▶ **Stated problem**
Retype the listing that follows, exactly as written.
═════ Data excerpts
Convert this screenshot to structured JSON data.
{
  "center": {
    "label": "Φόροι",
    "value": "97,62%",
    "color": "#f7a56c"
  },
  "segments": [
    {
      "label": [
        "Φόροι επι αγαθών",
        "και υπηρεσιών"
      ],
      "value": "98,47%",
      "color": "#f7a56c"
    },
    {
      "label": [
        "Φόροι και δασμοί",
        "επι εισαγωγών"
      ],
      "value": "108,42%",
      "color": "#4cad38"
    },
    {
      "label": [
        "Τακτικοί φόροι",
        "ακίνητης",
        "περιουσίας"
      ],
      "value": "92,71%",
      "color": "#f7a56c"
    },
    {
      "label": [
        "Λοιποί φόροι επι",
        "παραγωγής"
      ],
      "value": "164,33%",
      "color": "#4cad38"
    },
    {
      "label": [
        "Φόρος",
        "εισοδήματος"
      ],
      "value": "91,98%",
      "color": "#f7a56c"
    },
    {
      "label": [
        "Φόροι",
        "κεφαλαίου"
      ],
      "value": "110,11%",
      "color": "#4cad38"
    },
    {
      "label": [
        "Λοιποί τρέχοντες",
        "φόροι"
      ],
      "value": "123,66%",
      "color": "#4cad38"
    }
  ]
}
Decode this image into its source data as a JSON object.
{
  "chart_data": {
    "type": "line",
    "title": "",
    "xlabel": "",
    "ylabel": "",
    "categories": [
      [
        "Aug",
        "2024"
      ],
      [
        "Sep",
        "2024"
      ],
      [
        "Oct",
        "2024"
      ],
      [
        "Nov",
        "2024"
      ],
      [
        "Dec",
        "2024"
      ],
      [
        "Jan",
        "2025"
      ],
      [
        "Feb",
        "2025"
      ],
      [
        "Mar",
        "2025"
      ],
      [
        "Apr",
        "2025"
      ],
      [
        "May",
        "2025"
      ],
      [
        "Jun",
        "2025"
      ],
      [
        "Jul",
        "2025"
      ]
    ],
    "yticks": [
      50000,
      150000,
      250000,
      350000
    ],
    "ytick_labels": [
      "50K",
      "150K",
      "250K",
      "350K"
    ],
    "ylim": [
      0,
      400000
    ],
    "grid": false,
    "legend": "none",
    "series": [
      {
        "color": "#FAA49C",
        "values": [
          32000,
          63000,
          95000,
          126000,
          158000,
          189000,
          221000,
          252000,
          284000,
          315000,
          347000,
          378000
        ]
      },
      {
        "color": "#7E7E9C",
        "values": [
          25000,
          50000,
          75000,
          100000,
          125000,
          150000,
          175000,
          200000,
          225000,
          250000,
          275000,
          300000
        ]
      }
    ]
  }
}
══════════
▶ **Expected answer**
Convert this screenshot to structured JSON data.
{
  "center": {
    "label": "Φόροι",
    "value": "97,62%",
    "color": "#f7a56c"
  },
  "segments": [
    {
      "label": [
        "Φόροι επι αγαθών",
        "και υπηρεσιών"
      ],
      "value": "98,47%",
      "color": "#f7a56c"
    },
    {
      "label": [
        "Φόροι και δασμοί",
        "επι εισαγωγών"
      ],
      "value": "108,42%",
      "color": "#4cad38"
    },
    {
      "label": [
        "Τακτικοί φόροι",
        "ακίνητης",
        "περιουσίας"
      ],
      "value": "92,71%",
      "color": "#f7a56c"
    },
    {
      "label": [
        "Λοιποί φόροι επι",
        "παραγωγής"
      ],
      "value": "164,33%",
      "color": "#4cad38"
    },
    {
      "label": [
        "Φόρος",
        "εισοδήματος"
      ],
      "value": "91,98%",
      "color": "#f7a56c"
    },
    {
      "label": [
        "Φόροι",
        "κεφαλαίου"
      ],
      "value": "110,11%",
      "color": "#4cad38"
    },
    {
      "label": [
        "Λοιποί τρέχοντες",
        "φόροι"
      ],
      "value": "123,66%",
      "color": "#4cad38"
    }
  ]
}
Decode this image into its source data as a JSON object.
{
  "chart_data": {
    "type": "line",
    "title": "",
    "xlabel": "",
    "ylabel": "",
    "categories": [
      [
        "Aug",
        "2024"
      ],
      [
        "Sep",
        "2024"
      ],
      [
        "Oct",
        "2024"
      ],
      [
        "Nov",
        "2024"
      ],
      [
        "Dec",
        "2024"
      ],
      [
        "Jan",
        "2025"
      ],
      [
        "Feb",
        "2025"
      ],
      [
        "Mar",
        "2025"
      ],
      [
        "Apr",
        "2025"
      ],
      [
        "May",
        "2025"
      ],
      [
        "Jun",
        "2025"
      ],
      [
        "Jul",
        "2025"
      ]
    ],
    "yticks": [
      50000,
      150000,
      250000,
      350000
    ],
    "ytick_labels": [
      "50K",
      "150K",
      "250K",
      "350K"
    ],
    "ylim": [
      0,
      400000
    ],
    "grid": false,
    "legend": "none",
    "series": [
      {
        "color": "#FAA49C",
        "values": [
          32000,
          63000,
          95000,
          126000,
          158000,
          189000,
          221000,
          252000,
          284000,
          315000,
          347000,
          378000
        ]
      },
      {
        "color": "#7E7E9C",
        "values": [
          25000,
          50000,
          75000,
          100000,
          125000,
          150000,
          175000,
          200000,
          225000,
          250000,
          275000,
          300000
        ]
      }
    ]
  }
}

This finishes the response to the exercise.